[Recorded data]
>> BEGIN
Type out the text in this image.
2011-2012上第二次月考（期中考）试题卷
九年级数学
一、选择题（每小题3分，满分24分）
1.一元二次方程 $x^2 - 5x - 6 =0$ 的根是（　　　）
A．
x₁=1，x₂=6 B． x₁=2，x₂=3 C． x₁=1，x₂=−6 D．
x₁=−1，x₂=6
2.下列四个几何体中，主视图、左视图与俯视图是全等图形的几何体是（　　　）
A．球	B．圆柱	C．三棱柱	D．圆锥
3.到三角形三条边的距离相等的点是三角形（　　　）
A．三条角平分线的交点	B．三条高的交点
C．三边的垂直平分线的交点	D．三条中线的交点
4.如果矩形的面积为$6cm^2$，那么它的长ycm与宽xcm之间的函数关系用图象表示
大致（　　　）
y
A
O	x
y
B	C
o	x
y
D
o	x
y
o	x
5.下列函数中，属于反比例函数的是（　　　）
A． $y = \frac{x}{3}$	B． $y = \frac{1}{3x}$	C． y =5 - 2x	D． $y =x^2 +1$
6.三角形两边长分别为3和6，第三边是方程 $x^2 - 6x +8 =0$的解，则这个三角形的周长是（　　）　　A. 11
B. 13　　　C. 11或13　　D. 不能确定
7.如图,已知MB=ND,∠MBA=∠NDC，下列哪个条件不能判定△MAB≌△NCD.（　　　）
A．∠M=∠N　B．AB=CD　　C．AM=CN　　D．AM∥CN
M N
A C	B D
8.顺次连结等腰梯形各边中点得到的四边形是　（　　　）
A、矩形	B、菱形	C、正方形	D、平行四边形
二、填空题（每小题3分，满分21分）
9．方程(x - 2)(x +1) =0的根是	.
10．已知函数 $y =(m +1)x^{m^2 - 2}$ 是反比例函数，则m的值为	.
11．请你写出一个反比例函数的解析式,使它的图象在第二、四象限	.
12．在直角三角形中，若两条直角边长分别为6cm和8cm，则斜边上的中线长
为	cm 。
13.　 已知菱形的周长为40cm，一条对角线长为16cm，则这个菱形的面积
>> END
▸ THE EXERCISE
Write the data out again in full and exactly.

▸ RESULT FOR THIS TASK
Type out the text in this image.
2011-2012上第二次月考（期中考）试题卷
九年级数学
一、选择题（每小题3分，满分24分）
1.一元二次方程 $x^2 - 5x - 6 =0$ 的根是（　　　）
A．
x₁=1，x₂=6 B． x₁=2，x₂=3 C． x₁=1，x₂=−6 D．
x₁=−1，x₂=6
2.下列四个几何体中，主视图、左视图与俯视图是全等图形的几何体是（　　　）
A．球	B．圆柱	C．三棱柱	D．圆锥
3.到三角形三条边的距离相等的点是三角形（　　　）
A．三条角平分线的交点	B．三条高的交点
C．三边的垂直平分线的交点	D．三条中线的交点
4.如果矩形的面积为$6cm^2$，那么它的长ycm与宽xcm之间的函数关系用图象表示
大致（　　　）
y
A
O	x
y
B	C
o	x
y
D
o	x
y
o	x
5.下列函数中，属于反比例函数的是（　　　）
A． $y = \frac{x}{3}$	B． $y = \frac{1}{3x}$	C． y =5 - 2x	D． $y =x^2 +1$
6.三角形两边长分别为3和6，第三边是方程 $x^2 - 6x +8 =0$的解，则这个三角形的周长是（　　）　　A. 11
B. 13　　　C. 11或13　　D. 不能确定
7.如图,已知MB=ND,∠MBA=∠NDC，下列哪个条件不能判定△MAB≌△NCD.（　　　）
A．∠M=∠N　B．AB=CD　　C．AM=CN　　D．AM∥CN
M N
A C	B D
8.顺次连结等腰梯形各边中点得到的四边形是　（　　　）
A、矩形	B、菱形	C、正方形	D、平行四边形
二、填空题（每小题3分，满分21分）
9．方程(x - 2)(x +1) =0的根是	.
10．已知函数 $y =(m +1)x^{m^2 - 2}$ 是反比例函数，则m的值为	.
11．请你写出一个反比例函数的解析式,使它的图象在第二、四象限	.
12．在直角三角形中，若两条直角边长分别为6cm和8cm，则斜边上的中线长
为	cm 。
13.　 已知菱形的周长为40cm，一条对角线长为16cm，则这个菱形的面积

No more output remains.